▸ **Given problem**
Using the records below, report how many lines hold "name", with no extra text.

** start Data lines **

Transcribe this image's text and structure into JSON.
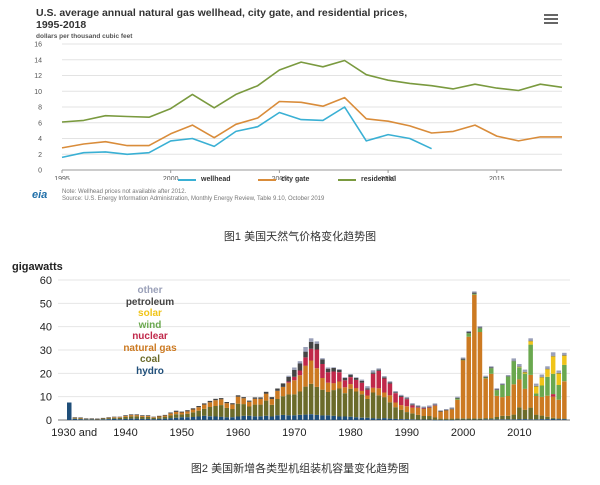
{
  "captions": {
    "fig1": "图1 美国天然气价格变化趋势图",
    "fig2": "图2 美国新增各类型机组装机容量变化趋势图"
  },
  "fig1": {
    "title_line1": "U.S. average annual natural gas wellhead, city gate, and residential prices,",
    "title_line2": "1995-2018",
    "units": "dollars per thousand cubic feet",
    "note": "Note: Wellhead prices not available after 2012.",
    "source": "Source: U.S. Energy Information Administration, Monthly Energy Review, Table 9.10, October 2019",
    "logo": "eia",
    "legend": [
      "wellhead",
      "city gate",
      "residential"
    ]
  },
  "fig2": {
    "units": "gigawatts",
    "legend": [
      "other",
      "petroleum",
      "solar",
      "wind",
      "nuclear",
      "natural gas",
      "coal",
      "hydro"
    ]
  },
  "colors": {
    "wellhead": "#3ab0d4",
    "city_gate": "#d98c3a",
    "residential": "#7a9a3f",
    "other": "#9aa0b8",
    "petroleum": "#444444",
    "solar": "#f0c419",
    "wind": "#6aa84f",
    "nuclear": "#c0284a",
    "natural_gas": "#cc7a22",
    "coal": "#6b6b2a",
    "hydro": "#1f4e79"
  },
  "chart_data": [
    {
      "type": "line",
      "x_ticks": [
        1995,
        2000,
        2005,
        2010,
        2015
      ],
      "y_ticks": [
        0,
        2,
        4,
        6,
        8,
        10,
        12,
        14,
        16
      ],
      "xlim": [
        1995,
        2018
      ],
      "ylim": [
        0,
        16
      ],
      "grid": true,
      "legend_position": "bottom",
      "x": [
        1995,
        1996,
        1997,
        1998,
        1999,
        2000,
        2001,
        2002,
        2003,
        2004,
        2005,
        2006,
        2007,
        2008,
        2009,
        2010,
        2011,
        2012,
        2013,
        2014,
        2015,
        2016,
        2017,
        2018
      ],
      "series": [
        {
          "name": "wellhead",
          "values": [
            1.6,
            2.2,
            2.3,
            2.0,
            2.2,
            3.7,
            4.0,
            3.0,
            4.9,
            5.5,
            7.3,
            6.4,
            6.3,
            8.0,
            3.7,
            4.5,
            4.0,
            2.7,
            null,
            null,
            null,
            null,
            null,
            null
          ]
        },
        {
          "name": "city gate",
          "values": [
            2.8,
            3.3,
            3.6,
            3.1,
            3.1,
            4.6,
            5.7,
            4.1,
            5.8,
            6.6,
            8.7,
            8.6,
            8.1,
            9.2,
            6.5,
            6.2,
            5.6,
            4.7,
            4.9,
            5.7,
            4.3,
            3.7,
            4.2,
            4.2
          ]
        },
        {
          "name": "residential",
          "values": [
            6.1,
            6.3,
            6.9,
            6.8,
            6.7,
            7.8,
            9.6,
            7.9,
            9.6,
            10.7,
            12.7,
            13.7,
            13.1,
            13.9,
            12.1,
            11.4,
            11.0,
            10.7,
            10.3,
            10.9,
            10.4,
            10.1,
            10.9,
            10.5
          ]
        }
      ]
    },
    {
      "type": "bar",
      "stacked": true,
      "ylim": [
        0,
        60
      ],
      "y_ticks": [
        0,
        10,
        20,
        30,
        40,
        50,
        60
      ],
      "x_tick_labels": [
        "1930 and",
        "1940",
        "1950",
        "1960",
        "1970",
        "1980",
        "1990",
        "2000",
        "2010"
      ],
      "x_tick_years": [
        1930,
        1940,
        1950,
        1960,
        1970,
        1980,
        1990,
        2000,
        2010
      ],
      "xlim": [
        1928,
        2019
      ],
      "grid": true,
      "legend_position": "top-left",
      "years": [
        1930,
        1931,
        1932,
        1933,
        1934,
        1935,
        1936,
        1937,
        1938,
        1939,
        1940,
        1941,
        1942,
        1943,
        1944,
        1945,
        1946,
        1947,
        1948,
        1949,
        1950,
        1951,
        1952,
        1953,
        1954,
        1955,
        1956,
        1957,
        1958,
        1959,
        1960,
        1961,
        1962,
        1963,
        1964,
        1965,
        1966,
        1967,
        1968,
        1969,
        1970,
        1971,
        1972,
        1973,
        1974,
        1975,
        1976,
        1977,
        1978,
        1979,
        1980,
        1981,
        1982,
        1983,
        1984,
        1985,
        1986,
        1987,
        1988,
        1989,
        1990,
        1991,
        1992,
        1993,
        1994,
        1995,
        1996,
        1997,
        1998,
        1999,
        2000,
        2001,
        2002,
        2003,
        2004,
        2005,
        2006,
        2007,
        2008,
        2009,
        2010,
        2011,
        2012,
        2013,
        2014,
        2015,
        2016,
        2017,
        2018
      ],
      "series": [
        {
          "name": "hydro",
          "values": [
            7.5,
            0.5,
            0.4,
            0.3,
            0.3,
            0.2,
            0.3,
            0.4,
            0.5,
            0.4,
            0.5,
            0.6,
            0.6,
            0.5,
            0.5,
            0.4,
            0.5,
            0.6,
            0.8,
            1.0,
            1.2,
            1.2,
            1.3,
            1.5,
            1.8,
            1.6,
            1.5,
            1.4,
            1.2,
            1.2,
            1.5,
            1.8,
            1.8,
            1.6,
            1.6,
            1.8,
            1.5,
            2.0,
            2.2,
            2.0,
            2.0,
            2.2,
            2.3,
            2.5,
            2.2,
            2.0,
            2.0,
            1.8,
            1.5,
            1.5,
            1.4,
            1.2,
            1.0,
            1.0,
            0.8,
            0.6,
            0.8,
            0.6,
            0.5,
            0.4,
            0.4,
            0.3,
            0.2,
            0.2,
            0.2,
            0.1,
            0.1,
            0.1,
            0.1,
            0.2,
            0.2,
            0.2,
            0.2,
            0.2,
            0.3,
            0.3,
            0.3,
            0.3,
            0.3,
            0.3,
            0.4,
            0.4,
            0.3,
            0.3,
            0.4,
            0.4,
            0.5,
            0.4,
            0.4
          ]
        },
        {
          "name": "coal",
          "values": [
            0,
            0.3,
            0.3,
            0.2,
            0.2,
            0.2,
            0.3,
            0.4,
            0.4,
            0.5,
            0.8,
            1.0,
            1.0,
            0.8,
            0.8,
            0.5,
            0.6,
            0.8,
            1.2,
            1.5,
            1.2,
            1.5,
            2.0,
            2.5,
            3.0,
            4.0,
            4.5,
            5.0,
            4.0,
            3.5,
            5.5,
            5.0,
            4.0,
            5.0,
            5.0,
            6.5,
            5.0,
            7.0,
            8.0,
            9.0,
            9.0,
            10.0,
            12.0,
            13.0,
            12.0,
            11.0,
            10.0,
            11.0,
            12.0,
            10.0,
            12.0,
            11.0,
            10.0,
            8.0,
            11.0,
            10.0,
            9.0,
            7.0,
            5.0,
            4.0,
            3.0,
            2.5,
            2.0,
            1.5,
            1.5,
            1.0,
            0.5,
            0.5,
            0.5,
            0.5,
            0.5,
            0.5,
            0.5,
            0.5,
            0.5,
            0.5,
            1.0,
            1.5,
            1.5,
            2.0,
            5.0,
            4.0,
            5.0,
            2.0,
            1.5,
            1.0,
            0.5,
            0.3,
            0.2
          ]
        },
        {
          "name": "natural gas",
          "values": [
            0,
            0.2,
            0.2,
            0.1,
            0.1,
            0.1,
            0.2,
            0.2,
            0.3,
            0.3,
            0.4,
            0.5,
            0.5,
            0.4,
            0.4,
            0.3,
            0.4,
            0.5,
            0.8,
            1.0,
            0.8,
            1.0,
            1.2,
            1.5,
            1.8,
            2.0,
            2.5,
            2.5,
            2.0,
            2.0,
            3.0,
            2.5,
            2.0,
            2.5,
            2.5,
            3.0,
            2.5,
            3.5,
            4.0,
            5.0,
            6.0,
            7.0,
            9.0,
            10.0,
            8.0,
            5.0,
            4.0,
            3.0,
            3.0,
            2.5,
            2.0,
            1.5,
            1.5,
            1.5,
            2.0,
            3.0,
            2.0,
            3.0,
            2.0,
            2.0,
            2.5,
            2.5,
            3.0,
            3.0,
            3.5,
            5.0,
            3.0,
            3.5,
            4.0,
            8.0,
            25.0,
            35.0,
            53.0,
            37.0,
            17.0,
            19.0,
            9.0,
            8.0,
            8.5,
            13.0,
            12.0,
            9.0,
            14.0,
            8.0,
            8.0,
            9.0,
            9.0,
            8.0,
            16.0
          ]
        },
        {
          "name": "nuclear",
          "values": [
            0,
            0,
            0,
            0,
            0,
            0,
            0,
            0,
            0,
            0,
            0,
            0,
            0,
            0,
            0,
            0,
            0,
            0,
            0,
            0,
            0,
            0,
            0,
            0,
            0,
            0,
            0,
            0,
            0,
            0,
            0,
            0,
            0,
            0,
            0,
            0,
            0,
            0,
            0,
            0.5,
            1.5,
            2.0,
            3.5,
            5.0,
            8.0,
            6.0,
            4.5,
            5.0,
            4.0,
            3.0,
            3.0,
            3.5,
            3.5,
            2.5,
            6.0,
            7.5,
            6.0,
            5.0,
            4.0,
            3.5,
            3.0,
            1.0,
            0.3,
            0.3,
            0.2,
            0.2,
            0,
            0,
            0,
            0,
            0,
            0,
            0,
            0,
            0,
            0,
            0,
            0,
            0,
            0,
            0,
            0,
            0,
            0,
            0,
            0,
            1.1,
            0,
            0
          ]
        },
        {
          "name": "wind",
          "values": [
            0,
            0,
            0,
            0,
            0,
            0,
            0,
            0,
            0,
            0,
            0,
            0,
            0,
            0,
            0,
            0,
            0,
            0,
            0,
            0,
            0,
            0,
            0,
            0,
            0,
            0,
            0,
            0,
            0,
            0,
            0,
            0,
            0,
            0,
            0,
            0,
            0,
            0,
            0,
            0,
            0,
            0,
            0,
            0,
            0,
            0,
            0,
            0,
            0,
            0,
            0,
            0,
            0,
            0,
            0,
            0,
            0,
            0,
            0,
            0,
            0,
            0,
            0,
            0,
            0,
            0,
            0,
            0,
            0,
            0.5,
            0.1,
            1.5,
            0.4,
            1.6,
            0.4,
            2.4,
            2.5,
            5.2,
            8.3,
            9.9,
            5.2,
            6.5,
            13.0,
            1.1,
            4.9,
            8.1,
            8.7,
            6.3,
            7.0
          ]
        },
        {
          "name": "solar",
          "values": [
            0,
            0,
            0,
            0,
            0,
            0,
            0,
            0,
            0,
            0,
            0,
            0,
            0,
            0,
            0,
            0,
            0,
            0,
            0,
            0,
            0,
            0,
            0,
            0,
            0,
            0,
            0,
            0,
            0,
            0,
            0,
            0,
            0,
            0,
            0,
            0,
            0,
            0,
            0,
            0,
            0,
            0,
            0,
            0,
            0,
            0,
            0,
            0,
            0,
            0,
            0,
            0,
            0,
            0,
            0,
            0,
            0,
            0,
            0,
            0,
            0,
            0,
            0,
            0,
            0,
            0,
            0,
            0,
            0,
            0,
            0,
            0,
            0,
            0,
            0,
            0,
            0,
            0,
            0,
            0,
            0.2,
            0.5,
            1.5,
            3.0,
            3.5,
            3.3,
            7.5,
            5.0,
            4.0
          ]
        },
        {
          "name": "petroleum",
          "values": [
            0,
            0.2,
            0.2,
            0.1,
            0.1,
            0.1,
            0.1,
            0.2,
            0.2,
            0.2,
            0.3,
            0.3,
            0.3,
            0.3,
            0.3,
            0.2,
            0.3,
            0.3,
            0.4,
            0.5,
            0.4,
            0.5,
            0.5,
            0.5,
            0.5,
            0.6,
            0.6,
            0.5,
            0.5,
            0.5,
            0.6,
            0.5,
            0.5,
            0.6,
            0.6,
            0.8,
            0.8,
            1.0,
            1.5,
            2.0,
            3.0,
            3.0,
            2.5,
            3.0,
            2.5,
            2.0,
            1.5,
            1.5,
            1.0,
            1.0,
            1.0,
            0.8,
            0.8,
            0.5,
            0.5,
            0.5,
            0.5,
            0.5,
            0.4,
            0.4,
            0.4,
            0.4,
            0.3,
            0.3,
            0.3,
            0.3,
            0.3,
            0.3,
            0.3,
            0.3,
            0.5,
            0.5,
            0.5,
            0.4,
            0.3,
            0.3,
            0.3,
            0.2,
            0.2,
            0.2,
            0.2,
            0.2,
            0.2,
            0.2,
            0.2,
            0.2,
            0.2,
            0.2,
            0.2
          ]
        },
        {
          "name": "other",
          "values": [
            0,
            0,
            0,
            0,
            0,
            0,
            0,
            0,
            0,
            0,
            0,
            0,
            0,
            0,
            0,
            0,
            0,
            0,
            0,
            0,
            0,
            0,
            0,
            0,
            0,
            0,
            0,
            0,
            0,
            0,
            0,
            0,
            0,
            0,
            0,
            0,
            0,
            0,
            0,
            0.5,
            1.0,
            1.0,
            2.0,
            1.5,
            1.0,
            0.5,
            0.5,
            0.3,
            0.3,
            0.3,
            0.3,
            0.3,
            0.5,
            1.0,
            1.0,
            0.5,
            0.5,
            0.5,
            0.5,
            0.5,
            0.5,
            0.5,
            0.5,
            0.5,
            0.5,
            0.5,
            0.3,
            0.3,
            0.5,
            0.5,
            0.5,
            0.5,
            0.5,
            0.5,
            0.5,
            0.5,
            0.5,
            0.5,
            0.5,
            1.0,
            1.0,
            1.0,
            1.0,
            1.0,
            1.0,
            1.0,
            1.5,
            1.0,
            1.0
          ]
        }
      ]
    }
  ]
}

** end Data lines **

▸ **Answer for the task**
11